**Exercise prompt:**
Without altering anything, repeat each of the records.

**Data rows:**
BEGIN

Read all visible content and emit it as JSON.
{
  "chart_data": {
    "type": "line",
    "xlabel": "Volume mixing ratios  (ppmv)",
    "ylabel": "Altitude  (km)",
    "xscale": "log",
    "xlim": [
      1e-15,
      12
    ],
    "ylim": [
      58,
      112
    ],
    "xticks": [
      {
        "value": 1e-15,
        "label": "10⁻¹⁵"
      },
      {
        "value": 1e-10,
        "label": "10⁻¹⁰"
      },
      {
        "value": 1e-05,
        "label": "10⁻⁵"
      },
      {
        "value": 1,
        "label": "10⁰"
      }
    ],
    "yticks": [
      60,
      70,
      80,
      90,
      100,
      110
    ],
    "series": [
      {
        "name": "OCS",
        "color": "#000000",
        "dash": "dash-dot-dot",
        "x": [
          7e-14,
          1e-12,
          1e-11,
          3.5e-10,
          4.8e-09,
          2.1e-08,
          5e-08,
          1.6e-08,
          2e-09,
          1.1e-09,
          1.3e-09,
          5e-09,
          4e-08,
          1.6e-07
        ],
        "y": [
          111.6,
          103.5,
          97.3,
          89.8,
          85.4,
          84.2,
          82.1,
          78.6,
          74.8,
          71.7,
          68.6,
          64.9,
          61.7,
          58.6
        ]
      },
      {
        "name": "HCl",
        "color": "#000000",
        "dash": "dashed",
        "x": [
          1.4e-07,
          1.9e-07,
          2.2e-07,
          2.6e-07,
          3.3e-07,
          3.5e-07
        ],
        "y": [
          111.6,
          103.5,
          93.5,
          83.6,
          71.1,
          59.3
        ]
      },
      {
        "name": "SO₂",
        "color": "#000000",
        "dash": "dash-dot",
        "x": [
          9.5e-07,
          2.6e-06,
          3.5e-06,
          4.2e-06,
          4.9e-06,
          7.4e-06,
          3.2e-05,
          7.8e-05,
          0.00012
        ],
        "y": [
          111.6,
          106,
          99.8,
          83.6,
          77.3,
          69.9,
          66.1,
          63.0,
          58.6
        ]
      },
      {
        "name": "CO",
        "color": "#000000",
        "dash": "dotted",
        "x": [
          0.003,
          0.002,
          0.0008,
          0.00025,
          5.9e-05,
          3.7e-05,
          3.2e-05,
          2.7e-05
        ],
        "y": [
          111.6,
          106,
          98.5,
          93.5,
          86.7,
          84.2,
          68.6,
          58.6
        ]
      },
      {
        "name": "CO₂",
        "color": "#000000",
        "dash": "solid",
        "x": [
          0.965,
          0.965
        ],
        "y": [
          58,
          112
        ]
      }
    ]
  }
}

END

**Exercise result:**
Read all visible content and emit it as JSON.
{
  "chart_data": {
    "type": "line",
    "xlabel": "Volume mixing ratios  (ppmv)",
    "ylabel": "Altitude  (km)",
    "xscale": "log",
    "xlim": [
      1e-15,
      12
    ],
    "ylim": [
      58,
      112
    ],
    "xticks": [
      {
        "value": 1e-15,
        "label": "10⁻¹⁵"
      },
      {
        "value": 1e-10,
        "label": "10⁻¹⁰"
      },
      {
        "value": 1e-05,
        "label": "10⁻⁵"
      },
      {
        "value": 1,
        "label": "10⁰"
      }
    ],
    "yticks": [
      60,
      70,
      80,
      90,
      100,
      110
    ],
    "series": [
      {
        "name": "OCS",
        "color": "#000000",
        "dash": "dash-dot-dot",
        "x": [
          7e-14,
          1e-12,
          1e-11,
          3.5e-10,
          4.8e-09,
          2.1e-08,
          5e-08,
          1.6e-08,
          2e-09,
          1.1e-09,
          1.3e-09,
          5e-09,
          4e-08,
          1.6e-07
        ],
        "y": [
          111.6,
          103.5,
          97.3,
          89.8,
          85.4,
          84.2,
          82.1,
          78.6,
          74.8,
          71.7,
          68.6,
          64.9,
          61.7,
          58.6
        ]
      },
      {
        "name": "HCl",
        "color": "#000000",
        "dash": "dashed",
        "x": [
          1.4e-07,
          1.9e-07,
          2.2e-07,
          2.6e-07,
          3.3e-07,
          3.5e-07
        ],
        "y": [
          111.6,
          103.5,
          93.5,
          83.6,
          71.1,
          59.3
        ]
      },
      {
        "name": "SO₂",
        "color": "#000000",
        "dash": "dash-dot",
        "x": [
          9.5e-07,
          2.6e-06,
          3.5e-06,
          4.2e-06,
          4.9e-06,
          7.4e-06,
          3.2e-05,
          7.8e-05,
          0.00012
        ],
        "y": [
          111.6,
          106,
          99.8,
          83.6,
          77.3,
          69.9,
          66.1,
          63.0,
          58.6
        ]
      },
      {
        "name": "CO",
        "color": "#000000",
        "dash": "dotted",
        "x": [
          0.003,
          0.002,
          0.0008,
          0.00025,
          5.9e-05,
          3.7e-05,
          3.2e-05,
          2.7e-05
        ],
        "y": [
          111.6,
          106,
          98.5,
          93.5,
          86.7,
          84.2,
          68.6,
          58.6
        ]
      },
      {
        "name": "CO₂",
        "color": "#000000",
        "dash": "solid",
        "x": [
          0.965,
          0.965
        ],
        "y": [
          58,
          112
        ]
      }
    ]
  }
}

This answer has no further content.